_WORK TO DO_
Pull every line that holds the word "time" from the entries.

_EXERCISE INPUTS_

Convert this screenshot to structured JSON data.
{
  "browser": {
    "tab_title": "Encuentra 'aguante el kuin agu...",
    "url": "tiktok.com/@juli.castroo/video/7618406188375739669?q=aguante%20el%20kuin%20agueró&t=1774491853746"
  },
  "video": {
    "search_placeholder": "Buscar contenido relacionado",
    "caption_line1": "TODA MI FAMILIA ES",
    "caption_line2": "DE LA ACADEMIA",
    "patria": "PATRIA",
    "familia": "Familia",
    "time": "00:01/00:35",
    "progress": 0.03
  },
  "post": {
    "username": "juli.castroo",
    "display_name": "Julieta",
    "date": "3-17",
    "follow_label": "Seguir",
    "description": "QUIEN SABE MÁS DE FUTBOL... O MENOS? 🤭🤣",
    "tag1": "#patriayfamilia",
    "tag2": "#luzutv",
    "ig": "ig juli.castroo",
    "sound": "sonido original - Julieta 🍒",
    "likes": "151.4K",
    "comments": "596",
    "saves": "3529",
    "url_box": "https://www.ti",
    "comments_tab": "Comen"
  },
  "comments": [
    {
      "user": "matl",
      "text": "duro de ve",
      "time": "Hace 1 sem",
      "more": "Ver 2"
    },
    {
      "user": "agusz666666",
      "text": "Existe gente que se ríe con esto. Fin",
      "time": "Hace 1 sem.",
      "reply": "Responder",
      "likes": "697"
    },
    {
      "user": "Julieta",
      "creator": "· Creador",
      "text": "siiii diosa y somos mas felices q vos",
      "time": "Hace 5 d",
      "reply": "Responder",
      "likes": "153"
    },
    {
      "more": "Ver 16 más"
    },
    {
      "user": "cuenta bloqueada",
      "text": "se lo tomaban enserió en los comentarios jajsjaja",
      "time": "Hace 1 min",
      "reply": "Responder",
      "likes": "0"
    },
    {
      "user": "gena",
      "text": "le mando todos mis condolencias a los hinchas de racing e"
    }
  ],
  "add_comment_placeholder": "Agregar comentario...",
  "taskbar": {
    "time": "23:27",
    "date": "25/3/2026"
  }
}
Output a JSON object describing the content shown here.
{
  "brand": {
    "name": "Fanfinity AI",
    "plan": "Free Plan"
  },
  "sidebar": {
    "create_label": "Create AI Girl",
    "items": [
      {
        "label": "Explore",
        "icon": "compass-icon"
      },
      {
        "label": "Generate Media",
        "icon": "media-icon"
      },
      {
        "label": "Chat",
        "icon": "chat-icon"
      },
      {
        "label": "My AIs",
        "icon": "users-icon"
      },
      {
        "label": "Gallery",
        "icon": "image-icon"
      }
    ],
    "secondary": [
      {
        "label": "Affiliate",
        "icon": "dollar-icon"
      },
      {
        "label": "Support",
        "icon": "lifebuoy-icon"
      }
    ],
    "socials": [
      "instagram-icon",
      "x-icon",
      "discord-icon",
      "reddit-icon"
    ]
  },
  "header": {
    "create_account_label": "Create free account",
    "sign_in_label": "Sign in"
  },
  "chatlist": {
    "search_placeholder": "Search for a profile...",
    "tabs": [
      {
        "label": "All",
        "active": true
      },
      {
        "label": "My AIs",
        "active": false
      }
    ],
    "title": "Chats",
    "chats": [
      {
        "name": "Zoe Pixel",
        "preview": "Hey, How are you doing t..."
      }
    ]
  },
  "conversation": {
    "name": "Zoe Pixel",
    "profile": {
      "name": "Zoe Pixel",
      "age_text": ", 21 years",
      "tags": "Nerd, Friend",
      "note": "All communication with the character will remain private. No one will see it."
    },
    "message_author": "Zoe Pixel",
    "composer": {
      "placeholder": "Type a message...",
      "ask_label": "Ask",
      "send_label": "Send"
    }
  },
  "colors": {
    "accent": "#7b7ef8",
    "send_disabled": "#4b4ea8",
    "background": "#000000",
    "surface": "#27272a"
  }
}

_OUTPUT FOR THIS EXERCISE_
    "time": "00:01/00:35",
      "time": "Hace 1 sem",
      "time": "Hace 1 sem.",
      "time": "Hace 5 d",
      "time": "Hace 1 min",
    "time": "23:27",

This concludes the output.